▸ **Data for the task**
--------------------

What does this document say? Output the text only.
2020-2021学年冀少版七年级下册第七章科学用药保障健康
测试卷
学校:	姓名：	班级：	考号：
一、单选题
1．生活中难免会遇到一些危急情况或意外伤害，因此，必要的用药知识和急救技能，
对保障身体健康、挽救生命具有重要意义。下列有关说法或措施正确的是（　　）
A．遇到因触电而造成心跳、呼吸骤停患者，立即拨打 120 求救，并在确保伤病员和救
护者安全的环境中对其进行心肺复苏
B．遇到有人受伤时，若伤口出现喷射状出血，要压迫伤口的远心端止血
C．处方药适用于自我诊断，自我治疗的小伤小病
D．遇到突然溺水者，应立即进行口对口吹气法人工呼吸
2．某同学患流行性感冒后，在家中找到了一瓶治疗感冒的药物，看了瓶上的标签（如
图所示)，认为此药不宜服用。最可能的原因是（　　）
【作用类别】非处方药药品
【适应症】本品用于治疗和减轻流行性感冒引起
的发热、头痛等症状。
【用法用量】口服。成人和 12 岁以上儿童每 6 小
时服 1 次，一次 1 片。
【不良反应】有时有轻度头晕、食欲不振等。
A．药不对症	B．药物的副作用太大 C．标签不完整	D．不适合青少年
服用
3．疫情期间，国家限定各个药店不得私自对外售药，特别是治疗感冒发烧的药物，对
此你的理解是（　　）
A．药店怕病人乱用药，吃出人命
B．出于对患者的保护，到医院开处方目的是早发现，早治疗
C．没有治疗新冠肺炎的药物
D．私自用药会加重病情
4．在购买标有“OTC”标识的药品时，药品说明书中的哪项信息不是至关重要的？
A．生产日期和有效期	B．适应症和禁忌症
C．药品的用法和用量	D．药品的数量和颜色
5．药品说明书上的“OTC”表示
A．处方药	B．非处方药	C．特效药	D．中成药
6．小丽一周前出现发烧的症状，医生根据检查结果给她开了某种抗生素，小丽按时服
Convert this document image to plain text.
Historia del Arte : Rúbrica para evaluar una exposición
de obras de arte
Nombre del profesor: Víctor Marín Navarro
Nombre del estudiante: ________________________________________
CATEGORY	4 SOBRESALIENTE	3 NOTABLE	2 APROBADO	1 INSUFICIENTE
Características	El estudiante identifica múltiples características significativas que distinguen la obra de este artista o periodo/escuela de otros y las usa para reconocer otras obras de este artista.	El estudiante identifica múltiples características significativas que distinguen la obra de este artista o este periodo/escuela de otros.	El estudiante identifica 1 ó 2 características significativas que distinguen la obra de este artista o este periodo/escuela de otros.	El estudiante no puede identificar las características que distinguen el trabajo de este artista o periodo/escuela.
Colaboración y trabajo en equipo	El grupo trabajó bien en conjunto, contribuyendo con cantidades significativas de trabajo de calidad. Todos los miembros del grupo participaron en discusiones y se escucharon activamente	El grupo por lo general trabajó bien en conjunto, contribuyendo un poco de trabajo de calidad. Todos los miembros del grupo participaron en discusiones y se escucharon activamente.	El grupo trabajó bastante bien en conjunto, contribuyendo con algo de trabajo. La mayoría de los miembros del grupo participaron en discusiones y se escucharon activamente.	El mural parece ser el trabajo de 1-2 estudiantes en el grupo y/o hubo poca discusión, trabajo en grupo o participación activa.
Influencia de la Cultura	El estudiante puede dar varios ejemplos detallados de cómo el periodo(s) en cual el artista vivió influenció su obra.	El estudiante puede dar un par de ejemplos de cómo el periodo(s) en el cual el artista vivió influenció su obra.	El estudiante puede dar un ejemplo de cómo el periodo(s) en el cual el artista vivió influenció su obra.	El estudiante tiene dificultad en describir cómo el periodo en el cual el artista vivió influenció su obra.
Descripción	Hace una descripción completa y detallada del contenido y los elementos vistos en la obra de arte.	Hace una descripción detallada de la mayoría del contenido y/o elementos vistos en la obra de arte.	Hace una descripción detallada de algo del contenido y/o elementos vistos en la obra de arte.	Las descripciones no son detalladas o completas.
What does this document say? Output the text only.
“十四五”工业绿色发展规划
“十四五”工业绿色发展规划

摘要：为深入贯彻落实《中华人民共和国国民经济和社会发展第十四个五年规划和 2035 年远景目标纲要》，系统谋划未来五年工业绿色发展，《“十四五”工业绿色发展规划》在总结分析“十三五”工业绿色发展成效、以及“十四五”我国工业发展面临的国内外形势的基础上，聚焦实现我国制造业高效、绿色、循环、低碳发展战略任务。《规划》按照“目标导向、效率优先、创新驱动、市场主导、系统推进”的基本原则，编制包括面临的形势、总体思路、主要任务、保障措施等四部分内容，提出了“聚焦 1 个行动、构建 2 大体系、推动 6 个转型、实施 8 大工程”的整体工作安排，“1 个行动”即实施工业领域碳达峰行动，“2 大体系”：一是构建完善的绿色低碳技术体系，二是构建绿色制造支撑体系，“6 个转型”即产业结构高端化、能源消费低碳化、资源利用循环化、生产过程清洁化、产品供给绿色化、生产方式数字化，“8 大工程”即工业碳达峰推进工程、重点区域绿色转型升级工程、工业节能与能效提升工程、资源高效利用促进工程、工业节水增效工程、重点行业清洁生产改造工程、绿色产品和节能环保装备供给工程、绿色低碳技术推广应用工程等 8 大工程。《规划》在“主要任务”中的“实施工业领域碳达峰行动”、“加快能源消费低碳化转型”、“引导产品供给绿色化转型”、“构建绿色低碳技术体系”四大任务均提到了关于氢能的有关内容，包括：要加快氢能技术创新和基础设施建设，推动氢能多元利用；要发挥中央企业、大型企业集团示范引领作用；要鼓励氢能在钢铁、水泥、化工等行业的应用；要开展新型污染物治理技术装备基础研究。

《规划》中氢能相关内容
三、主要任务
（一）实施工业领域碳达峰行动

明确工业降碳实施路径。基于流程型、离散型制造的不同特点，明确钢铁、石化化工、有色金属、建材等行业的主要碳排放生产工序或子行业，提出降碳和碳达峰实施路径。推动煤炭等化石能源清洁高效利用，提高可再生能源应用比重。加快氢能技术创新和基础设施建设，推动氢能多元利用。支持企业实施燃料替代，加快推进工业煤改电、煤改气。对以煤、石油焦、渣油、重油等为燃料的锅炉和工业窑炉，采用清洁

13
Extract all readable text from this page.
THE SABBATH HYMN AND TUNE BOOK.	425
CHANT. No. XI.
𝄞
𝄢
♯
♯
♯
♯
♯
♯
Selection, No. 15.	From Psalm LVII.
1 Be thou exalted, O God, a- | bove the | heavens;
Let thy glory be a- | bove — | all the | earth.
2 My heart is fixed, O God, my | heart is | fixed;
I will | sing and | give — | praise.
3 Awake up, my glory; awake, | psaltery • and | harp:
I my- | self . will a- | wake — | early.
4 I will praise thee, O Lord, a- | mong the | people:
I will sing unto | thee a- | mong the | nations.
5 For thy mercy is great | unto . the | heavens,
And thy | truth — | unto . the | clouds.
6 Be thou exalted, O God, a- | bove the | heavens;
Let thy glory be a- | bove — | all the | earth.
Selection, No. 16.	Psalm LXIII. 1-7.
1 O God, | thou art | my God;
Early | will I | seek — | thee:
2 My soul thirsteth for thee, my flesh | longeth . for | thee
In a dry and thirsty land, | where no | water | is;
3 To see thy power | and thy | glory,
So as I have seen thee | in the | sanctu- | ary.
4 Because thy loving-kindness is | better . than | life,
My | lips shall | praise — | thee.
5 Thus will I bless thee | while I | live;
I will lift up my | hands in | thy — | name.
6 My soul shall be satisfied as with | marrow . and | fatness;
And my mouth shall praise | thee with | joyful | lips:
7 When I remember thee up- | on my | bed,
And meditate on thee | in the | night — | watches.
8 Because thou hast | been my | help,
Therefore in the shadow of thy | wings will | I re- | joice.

--------------------

▸ **To be done**
Copy every line in the entries above that has the string "shall" in it.

▸ **Written answer**
My | lips shall | praise — | thee.
6 My soul shall be satisfied as with | marrow . and | fatness;
And my mouth shall praise | thee with | joyful | lips:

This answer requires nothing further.